— start Information provided —
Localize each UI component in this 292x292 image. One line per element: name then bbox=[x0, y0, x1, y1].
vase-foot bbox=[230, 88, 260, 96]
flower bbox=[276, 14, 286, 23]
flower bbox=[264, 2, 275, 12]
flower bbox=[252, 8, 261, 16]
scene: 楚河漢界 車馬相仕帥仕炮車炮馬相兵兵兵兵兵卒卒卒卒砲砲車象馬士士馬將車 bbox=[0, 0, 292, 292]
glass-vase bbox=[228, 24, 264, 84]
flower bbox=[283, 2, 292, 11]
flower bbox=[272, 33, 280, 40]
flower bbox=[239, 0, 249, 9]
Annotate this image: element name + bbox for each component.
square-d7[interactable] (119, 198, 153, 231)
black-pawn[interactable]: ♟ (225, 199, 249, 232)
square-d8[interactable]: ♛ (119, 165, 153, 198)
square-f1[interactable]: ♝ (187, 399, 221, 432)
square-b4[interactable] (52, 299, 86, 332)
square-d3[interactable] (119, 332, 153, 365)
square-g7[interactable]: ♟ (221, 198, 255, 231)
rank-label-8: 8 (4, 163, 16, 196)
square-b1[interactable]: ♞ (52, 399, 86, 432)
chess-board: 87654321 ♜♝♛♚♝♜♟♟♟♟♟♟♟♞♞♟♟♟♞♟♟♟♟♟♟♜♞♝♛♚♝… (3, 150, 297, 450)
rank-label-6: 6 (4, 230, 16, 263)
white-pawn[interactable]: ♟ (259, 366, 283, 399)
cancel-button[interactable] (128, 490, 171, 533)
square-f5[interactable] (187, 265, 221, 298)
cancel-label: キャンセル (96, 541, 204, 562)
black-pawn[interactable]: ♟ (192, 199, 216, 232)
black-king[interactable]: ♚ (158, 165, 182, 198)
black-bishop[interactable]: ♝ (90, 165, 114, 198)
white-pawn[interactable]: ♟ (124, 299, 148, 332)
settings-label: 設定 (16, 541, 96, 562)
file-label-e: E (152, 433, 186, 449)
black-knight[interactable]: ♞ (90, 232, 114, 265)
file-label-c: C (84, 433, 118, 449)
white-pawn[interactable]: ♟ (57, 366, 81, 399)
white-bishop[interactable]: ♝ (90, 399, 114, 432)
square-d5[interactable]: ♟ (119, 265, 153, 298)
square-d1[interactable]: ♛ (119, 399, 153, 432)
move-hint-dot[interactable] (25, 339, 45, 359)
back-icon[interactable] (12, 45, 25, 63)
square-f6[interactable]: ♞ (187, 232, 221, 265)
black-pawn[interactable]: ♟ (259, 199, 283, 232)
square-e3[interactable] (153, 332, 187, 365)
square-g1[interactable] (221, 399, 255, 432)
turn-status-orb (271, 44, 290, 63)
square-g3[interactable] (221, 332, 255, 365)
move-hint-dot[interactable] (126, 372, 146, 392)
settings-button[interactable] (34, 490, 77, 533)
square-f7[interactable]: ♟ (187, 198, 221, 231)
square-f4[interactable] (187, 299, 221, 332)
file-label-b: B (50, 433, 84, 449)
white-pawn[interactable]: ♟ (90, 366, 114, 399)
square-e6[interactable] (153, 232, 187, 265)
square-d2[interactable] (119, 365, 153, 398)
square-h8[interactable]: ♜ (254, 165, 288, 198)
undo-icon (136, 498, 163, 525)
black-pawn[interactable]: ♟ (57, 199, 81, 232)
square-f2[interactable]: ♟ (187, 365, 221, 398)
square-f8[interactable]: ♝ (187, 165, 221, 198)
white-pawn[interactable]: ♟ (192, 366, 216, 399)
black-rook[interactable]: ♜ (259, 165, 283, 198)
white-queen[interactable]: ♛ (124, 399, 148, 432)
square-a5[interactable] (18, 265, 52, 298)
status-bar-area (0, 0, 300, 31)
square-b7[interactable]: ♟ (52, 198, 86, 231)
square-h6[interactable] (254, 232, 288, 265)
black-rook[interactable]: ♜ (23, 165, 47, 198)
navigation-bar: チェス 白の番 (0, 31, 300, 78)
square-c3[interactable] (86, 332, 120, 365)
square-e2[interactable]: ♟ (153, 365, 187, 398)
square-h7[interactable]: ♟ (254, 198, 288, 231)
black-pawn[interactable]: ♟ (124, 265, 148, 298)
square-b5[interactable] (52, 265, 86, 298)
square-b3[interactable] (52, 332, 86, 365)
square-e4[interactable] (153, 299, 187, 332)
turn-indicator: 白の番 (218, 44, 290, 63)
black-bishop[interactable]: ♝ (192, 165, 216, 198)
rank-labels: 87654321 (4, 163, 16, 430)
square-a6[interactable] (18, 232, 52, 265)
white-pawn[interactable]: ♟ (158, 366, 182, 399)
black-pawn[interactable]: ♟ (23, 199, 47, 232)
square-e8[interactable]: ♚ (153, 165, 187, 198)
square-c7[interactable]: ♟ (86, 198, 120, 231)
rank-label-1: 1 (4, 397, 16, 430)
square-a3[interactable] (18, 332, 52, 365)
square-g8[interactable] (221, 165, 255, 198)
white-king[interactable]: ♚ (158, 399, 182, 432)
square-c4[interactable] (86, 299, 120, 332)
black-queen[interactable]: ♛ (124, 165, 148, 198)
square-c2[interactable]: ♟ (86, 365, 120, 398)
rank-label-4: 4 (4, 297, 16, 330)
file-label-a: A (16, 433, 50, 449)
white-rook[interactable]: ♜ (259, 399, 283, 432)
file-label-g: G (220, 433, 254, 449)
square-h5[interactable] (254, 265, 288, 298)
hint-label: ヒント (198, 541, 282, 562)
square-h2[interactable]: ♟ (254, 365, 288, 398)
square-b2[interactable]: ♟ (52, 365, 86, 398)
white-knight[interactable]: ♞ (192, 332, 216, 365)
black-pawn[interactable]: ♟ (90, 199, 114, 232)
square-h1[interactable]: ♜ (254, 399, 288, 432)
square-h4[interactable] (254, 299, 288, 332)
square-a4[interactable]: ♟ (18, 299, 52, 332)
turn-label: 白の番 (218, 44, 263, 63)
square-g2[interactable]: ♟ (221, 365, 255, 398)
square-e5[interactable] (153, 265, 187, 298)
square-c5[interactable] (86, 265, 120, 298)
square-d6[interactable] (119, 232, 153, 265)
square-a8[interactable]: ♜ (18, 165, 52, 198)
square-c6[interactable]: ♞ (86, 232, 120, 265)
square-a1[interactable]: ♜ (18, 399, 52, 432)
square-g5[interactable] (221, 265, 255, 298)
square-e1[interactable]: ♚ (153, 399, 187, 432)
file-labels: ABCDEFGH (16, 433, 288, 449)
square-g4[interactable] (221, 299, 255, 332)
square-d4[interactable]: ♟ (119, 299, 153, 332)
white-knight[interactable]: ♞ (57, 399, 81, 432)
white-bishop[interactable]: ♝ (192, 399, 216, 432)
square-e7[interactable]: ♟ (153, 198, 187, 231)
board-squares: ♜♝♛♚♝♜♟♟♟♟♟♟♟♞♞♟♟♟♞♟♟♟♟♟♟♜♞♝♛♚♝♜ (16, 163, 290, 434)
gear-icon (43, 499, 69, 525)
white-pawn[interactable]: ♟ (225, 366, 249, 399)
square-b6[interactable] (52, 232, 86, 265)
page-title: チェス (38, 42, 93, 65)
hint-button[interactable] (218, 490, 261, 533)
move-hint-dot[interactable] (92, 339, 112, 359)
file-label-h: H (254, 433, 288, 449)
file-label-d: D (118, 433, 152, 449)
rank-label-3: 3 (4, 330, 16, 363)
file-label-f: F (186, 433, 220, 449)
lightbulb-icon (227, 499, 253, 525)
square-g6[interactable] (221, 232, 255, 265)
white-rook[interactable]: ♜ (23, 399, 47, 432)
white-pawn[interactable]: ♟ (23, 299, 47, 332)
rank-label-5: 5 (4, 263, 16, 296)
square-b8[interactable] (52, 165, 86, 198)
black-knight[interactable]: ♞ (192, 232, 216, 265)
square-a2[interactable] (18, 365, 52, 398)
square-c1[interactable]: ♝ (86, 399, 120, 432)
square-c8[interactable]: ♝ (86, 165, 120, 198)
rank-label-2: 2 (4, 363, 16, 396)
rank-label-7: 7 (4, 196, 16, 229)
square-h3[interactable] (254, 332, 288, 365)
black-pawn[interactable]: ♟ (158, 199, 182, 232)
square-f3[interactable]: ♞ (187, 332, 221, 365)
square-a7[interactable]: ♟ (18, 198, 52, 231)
— end Information provided —
(Task) Can you return everything from the start of the records down to the line containing "square-b1[interactable]: ♞ (52, 399, 86, 432)", word for word and including that line?

(Final answer)
Localize each UI component in this 292x292 image. One line per element: name then bbox=[x0, y0, x1, y1].
vase-foot bbox=[230, 88, 260, 96]
flower bbox=[276, 14, 286, 23]
flower bbox=[264, 2, 275, 12]
flower bbox=[252, 8, 261, 16]
scene: 楚河漢界 車馬相仕帥仕炮車炮馬相兵兵兵兵兵卒卒卒卒砲砲車象馬士士馬將車 bbox=[0, 0, 292, 292]
glass-vase bbox=[228, 24, 264, 84]
flower bbox=[283, 2, 292, 11]
flower bbox=[272, 33, 280, 40]
flower bbox=[239, 0, 249, 9]
Annotate this image: element name + bbox for each component.
square-d7[interactable] (119, 198, 153, 231)
black-pawn[interactable]: ♟ (225, 199, 249, 232)
square-d8[interactable]: ♛ (119, 165, 153, 198)
square-f1[interactable]: ♝ (187, 399, 221, 432)
square-b4[interactable] (52, 299, 86, 332)
square-d3[interactable] (119, 332, 153, 365)
square-g7[interactable]: ♟ (221, 198, 255, 231)
rank-label-8: 8 (4, 163, 16, 196)
square-b1[interactable]: ♞ (52, 399, 86, 432)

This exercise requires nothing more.